## Start

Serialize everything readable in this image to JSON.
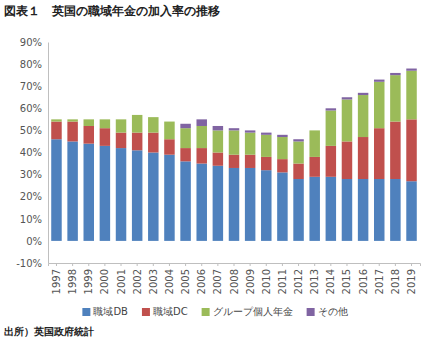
{
  "chart_data": {
    "type": "bar",
    "stacked": true,
    "grid": false,
    "legend": "bottom",
    "title": "図表１　英国の職域年金の加入率の推移",
    "source": "出所）英国政府統計",
    "categories": [
      "1997",
      "1998",
      "1999",
      "2000",
      "2001",
      "2002",
      "2003",
      "2004",
      "2005",
      "2006",
      "2007",
      "2008",
      "2009",
      "2010",
      "2011",
      "2012",
      "2013",
      "2014",
      "2015",
      "2016",
      "2017",
      "2018",
      "2019"
    ],
    "ylim": [
      -10,
      90
    ],
    "yticks": [
      {
        "value": -10,
        "label": "-10%"
      },
      {
        "value": 0,
        "label": "0%"
      },
      {
        "value": 10,
        "label": "10%"
      },
      {
        "value": 20,
        "label": "20%"
      },
      {
        "value": 30,
        "label": "30%"
      },
      {
        "value": 40,
        "label": "40%"
      },
      {
        "value": 50,
        "label": "50%"
      },
      {
        "value": 60,
        "label": "60%"
      },
      {
        "value": 70,
        "label": "70%"
      },
      {
        "value": 80,
        "label": "80%"
      },
      {
        "value": 90,
        "label": "90%"
      }
    ],
    "series": [
      {
        "name": "職域DB",
        "color": "#4f81bd",
        "values": [
          46,
          45,
          44,
          43,
          42,
          41,
          40,
          39,
          36,
          35,
          34,
          33,
          33,
          32,
          31,
          28,
          29,
          29,
          28,
          28,
          28,
          28,
          27
        ]
      },
      {
        "name": "職域DC",
        "color": "#c0504d",
        "values": [
          8,
          9,
          8,
          8,
          7,
          8,
          9,
          7,
          6,
          7,
          6,
          6,
          6,
          6,
          6,
          7,
          9,
          14,
          17,
          19,
          23,
          26,
          28
        ]
      },
      {
        "name": "グループ個人年金",
        "color": "#9bbb59",
        "values": [
          1,
          1,
          3,
          4,
          6,
          8,
          7,
          8,
          9,
          10,
          10,
          11,
          10,
          10,
          10,
          10,
          12,
          16,
          19,
          19,
          21,
          21,
          22
        ]
      },
      {
        "name": "その他",
        "color": "#8064a2",
        "values": [
          0,
          0,
          0,
          0,
          0,
          0,
          0,
          0,
          2,
          3,
          2,
          1,
          1,
          1,
          1,
          1,
          0,
          1,
          1,
          1,
          1,
          1,
          1
        ]
      }
    ]
  }
}
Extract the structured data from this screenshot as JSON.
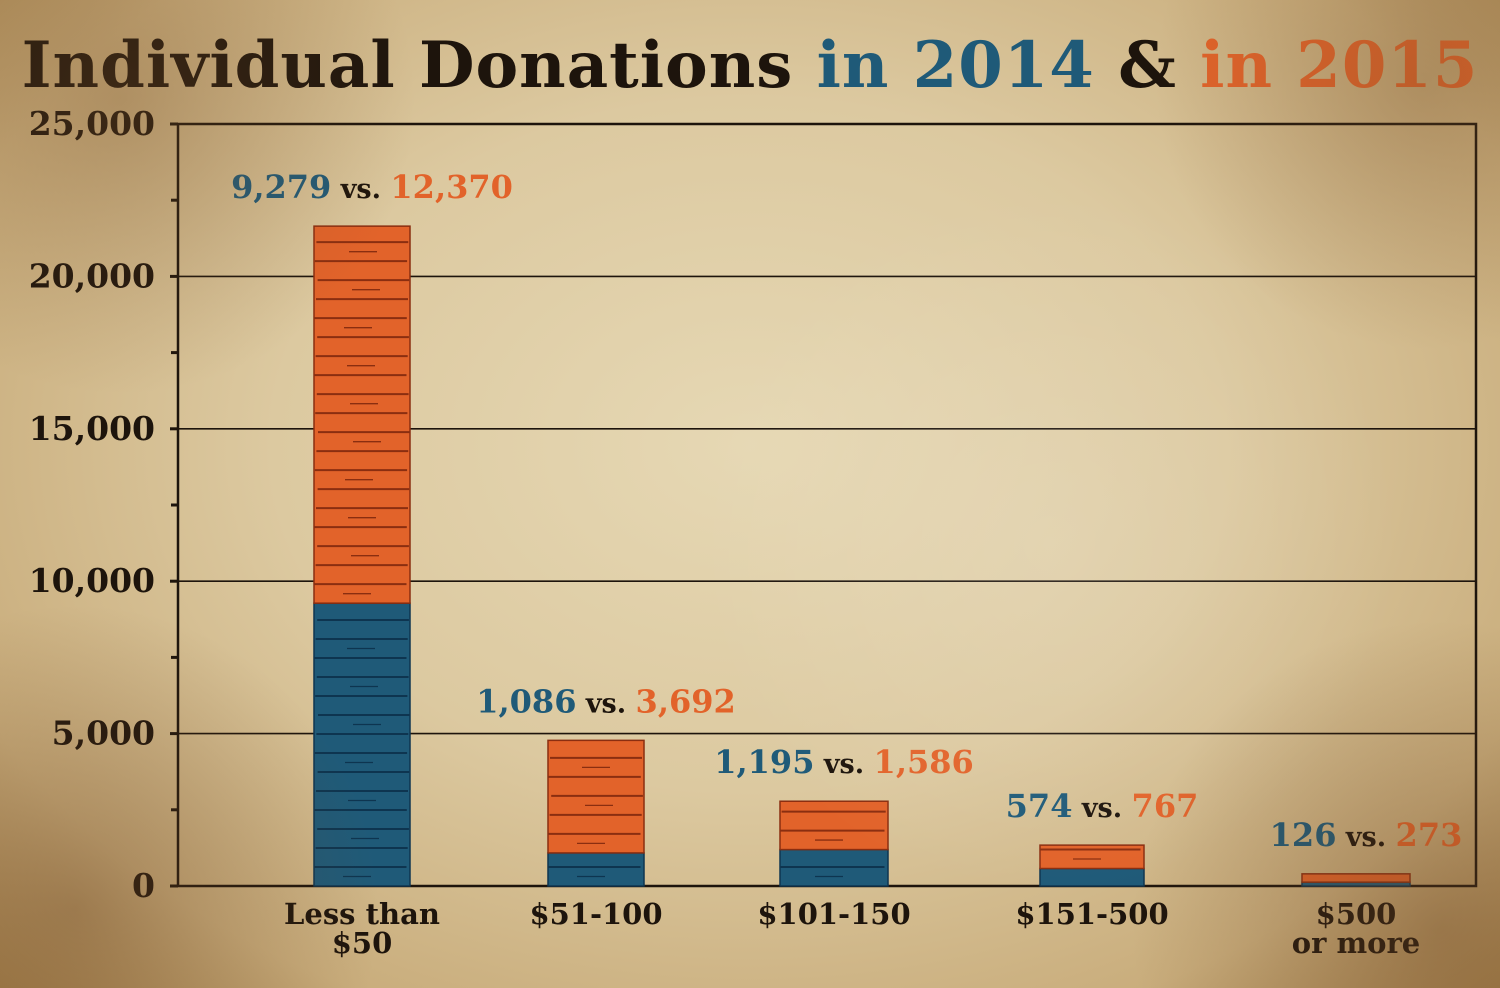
{
  "title": {
    "main": "Individual Donations",
    "part_2014": "in 2014",
    "amp": "&",
    "part_2015": "in 2015"
  },
  "colors": {
    "series_2014": "#1f5a78",
    "series_2015": "#e2632a",
    "ink": "#1d140c"
  },
  "chart_data": {
    "type": "bar",
    "stacked": true,
    "categories": [
      "Less than $50",
      "$51-100",
      "$101-150",
      "$151-500",
      "$500 or more"
    ],
    "category_lines": [
      [
        "Less than",
        "$50"
      ],
      [
        "$51-100"
      ],
      [
        "$101-150"
      ],
      [
        "$151-500"
      ],
      [
        "$500",
        "or more"
      ]
    ],
    "series": [
      {
        "name": "2014",
        "values": [
          9279,
          1086,
          1195,
          574,
          126
        ]
      },
      {
        "name": "2015",
        "values": [
          12370,
          3692,
          1586,
          767,
          273
        ]
      }
    ],
    "annotations": [
      {
        "a": "9,279",
        "vs": "vs.",
        "b": "12,370"
      },
      {
        "a": "1,086",
        "vs": "vs.",
        "b": "3,692"
      },
      {
        "a": "1,195",
        "vs": "vs.",
        "b": "1,586"
      },
      {
        "a": "574",
        "vs": "vs.",
        "b": "767"
      },
      {
        "a": "126",
        "vs": "vs.",
        "b": "273"
      }
    ],
    "y_ticks": [
      "0",
      "5,000",
      "10,000",
      "15,000",
      "20,000",
      "25,000"
    ],
    "ylim": [
      0,
      25000
    ],
    "grid": true,
    "xlabel": "",
    "ylabel": ""
  }
}
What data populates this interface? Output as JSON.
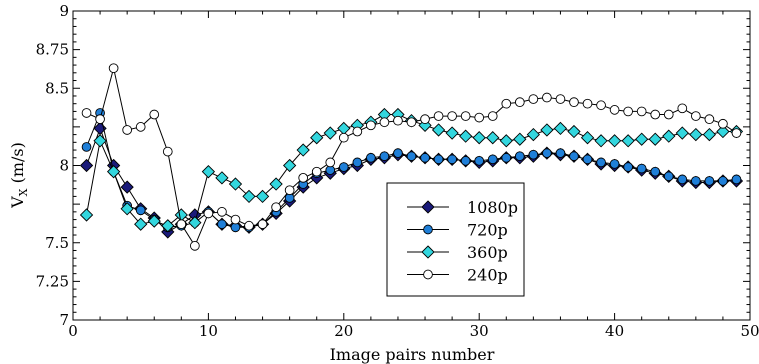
{
  "chart_data": {
    "type": "line",
    "title": "",
    "xlabel": "Image pairs number",
    "ylabel_main": "V",
    "ylabel_sub": "X",
    "ylabel_unit": " (m/s)",
    "xlim": [
      0,
      50
    ],
    "ylim": [
      7,
      9
    ],
    "x_ticks": [
      0,
      10,
      20,
      30,
      40,
      50
    ],
    "y_ticks": [
      7,
      7.25,
      7.5,
      7.75,
      8,
      8.25,
      8.5,
      8.75,
      9
    ],
    "y_tick_labels": [
      "7",
      "7.25",
      "7.5",
      "",
      "8",
      "",
      "8.5",
      "8.75",
      "9"
    ],
    "grid": false,
    "legend_position": "center-bottom",
    "x": [
      1,
      2,
      3,
      4,
      5,
      6,
      7,
      8,
      9,
      10,
      11,
      12,
      13,
      14,
      15,
      16,
      17,
      18,
      19,
      20,
      21,
      22,
      23,
      24,
      25,
      26,
      27,
      28,
      29,
      30,
      31,
      32,
      33,
      34,
      35,
      36,
      37,
      38,
      39,
      40,
      41,
      42,
      43,
      44,
      45,
      46,
      47,
      48,
      49
    ],
    "series": [
      {
        "name": "1080p",
        "marker": "diamond",
        "color": "#1a1a7a",
        "values": [
          8.0,
          8.24,
          8.0,
          7.86,
          7.72,
          7.66,
          7.57,
          7.62,
          7.68,
          7.7,
          7.62,
          7.61,
          7.6,
          7.62,
          7.69,
          7.77,
          7.86,
          7.92,
          7.95,
          7.98,
          8.0,
          8.04,
          8.05,
          8.07,
          8.06,
          8.05,
          8.04,
          8.04,
          8.03,
          8.02,
          8.03,
          8.05,
          8.05,
          8.06,
          8.08,
          8.07,
          8.06,
          8.04,
          8.01,
          8.0,
          7.99,
          7.97,
          7.95,
          7.93,
          7.9,
          7.89,
          7.89,
          7.9,
          7.9
        ]
      },
      {
        "name": "720p",
        "marker": "circle",
        "color": "#1f7fd8",
        "values": [
          8.12,
          8.34,
          7.96,
          7.74,
          7.71,
          7.65,
          7.6,
          7.61,
          7.63,
          7.7,
          7.62,
          7.6,
          7.6,
          7.62,
          7.7,
          7.79,
          7.88,
          7.95,
          7.97,
          7.99,
          8.02,
          8.05,
          8.06,
          8.08,
          8.06,
          8.05,
          8.04,
          8.04,
          8.03,
          8.03,
          8.04,
          8.05,
          8.06,
          8.07,
          8.08,
          8.08,
          8.06,
          8.04,
          8.02,
          8.01,
          7.99,
          7.98,
          7.96,
          7.93,
          7.91,
          7.9,
          7.9,
          7.9,
          7.91
        ]
      },
      {
        "name": "360p",
        "marker": "diamond",
        "color": "#33d6de",
        "values": [
          7.68,
          8.16,
          7.96,
          7.72,
          7.62,
          7.64,
          7.61,
          7.68,
          7.63,
          7.96,
          7.92,
          7.88,
          7.8,
          7.8,
          7.88,
          8.0,
          8.1,
          8.18,
          8.21,
          8.24,
          8.26,
          8.28,
          8.33,
          8.33,
          8.29,
          8.26,
          8.23,
          8.21,
          8.19,
          8.18,
          8.18,
          8.16,
          8.17,
          8.2,
          8.23,
          8.24,
          8.22,
          8.18,
          8.16,
          8.16,
          8.16,
          8.17,
          8.17,
          8.19,
          8.21,
          8.2,
          8.2,
          8.22,
          8.22
        ]
      },
      {
        "name": "240p",
        "marker": "circle",
        "color": "#ffffff",
        "values": [
          8.34,
          8.3,
          8.63,
          8.23,
          8.25,
          8.33,
          8.09,
          7.62,
          7.48,
          7.69,
          7.7,
          7.65,
          7.61,
          7.62,
          7.73,
          7.84,
          7.92,
          7.96,
          8.02,
          8.18,
          8.22,
          8.26,
          8.28,
          8.29,
          8.28,
          8.3,
          8.32,
          8.32,
          8.32,
          8.31,
          8.32,
          8.4,
          8.41,
          8.43,
          8.44,
          8.43,
          8.41,
          8.4,
          8.39,
          8.36,
          8.35,
          8.35,
          8.33,
          8.33,
          8.37,
          8.32,
          8.3,
          8.27,
          8.21
        ]
      }
    ]
  }
}
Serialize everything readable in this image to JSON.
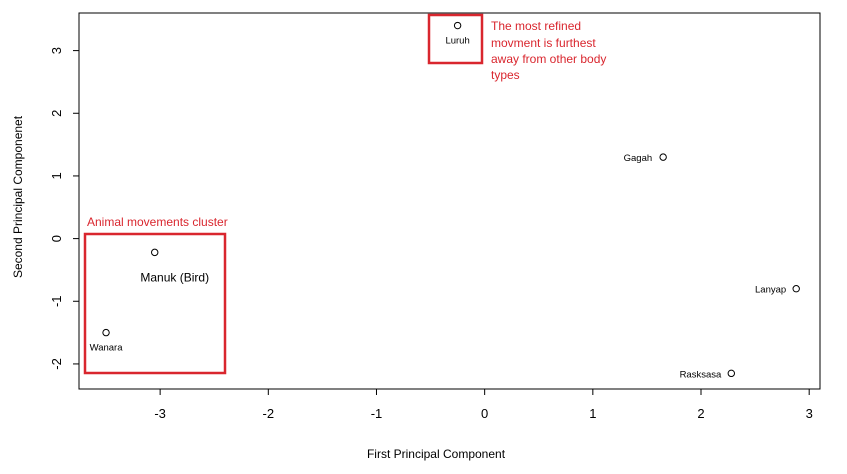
{
  "chart_data": {
    "type": "scatter",
    "xlabel": "First Principal Component",
    "ylabel": "Second Principal Componenet",
    "xlim": [
      -3.75,
      3.1
    ],
    "ylim": [
      -2.4,
      3.6
    ],
    "xticks": [
      -3,
      -2,
      -1,
      0,
      1,
      2,
      3
    ],
    "yticks": [
      -2,
      -1,
      0,
      1,
      2,
      3
    ],
    "grid": false,
    "points": [
      {
        "label": "Luruh",
        "x": -0.25,
        "y": 3.4
      },
      {
        "label": "Gagah",
        "x": 1.65,
        "y": 1.3
      },
      {
        "label": "Manuk (Bird)",
        "x": -3.05,
        "y": -0.22
      },
      {
        "label": "Wanara",
        "x": -3.5,
        "y": -1.5
      },
      {
        "label": "Lanyap",
        "x": 2.88,
        "y": -0.8
      },
      {
        "label": "Rasksasa",
        "x": 2.28,
        "y": -2.15
      }
    ],
    "annotations": [
      {
        "text_lines": [
          "The most refined",
          "movment is furthest",
          "away from other body",
          "types"
        ],
        "color": "#d9262e"
      },
      {
        "text": "Animal movements cluster",
        "color": "#d9262e"
      }
    ]
  }
}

## End

Lines that hold the word "this" are the ones to return, every one of them.

Serialize everything readable in this image to JSON.
Extract the structured data from this screenshot as JSON.
What data populates this interface? Output as JSON.
Serialize everything readable in this image to JSON.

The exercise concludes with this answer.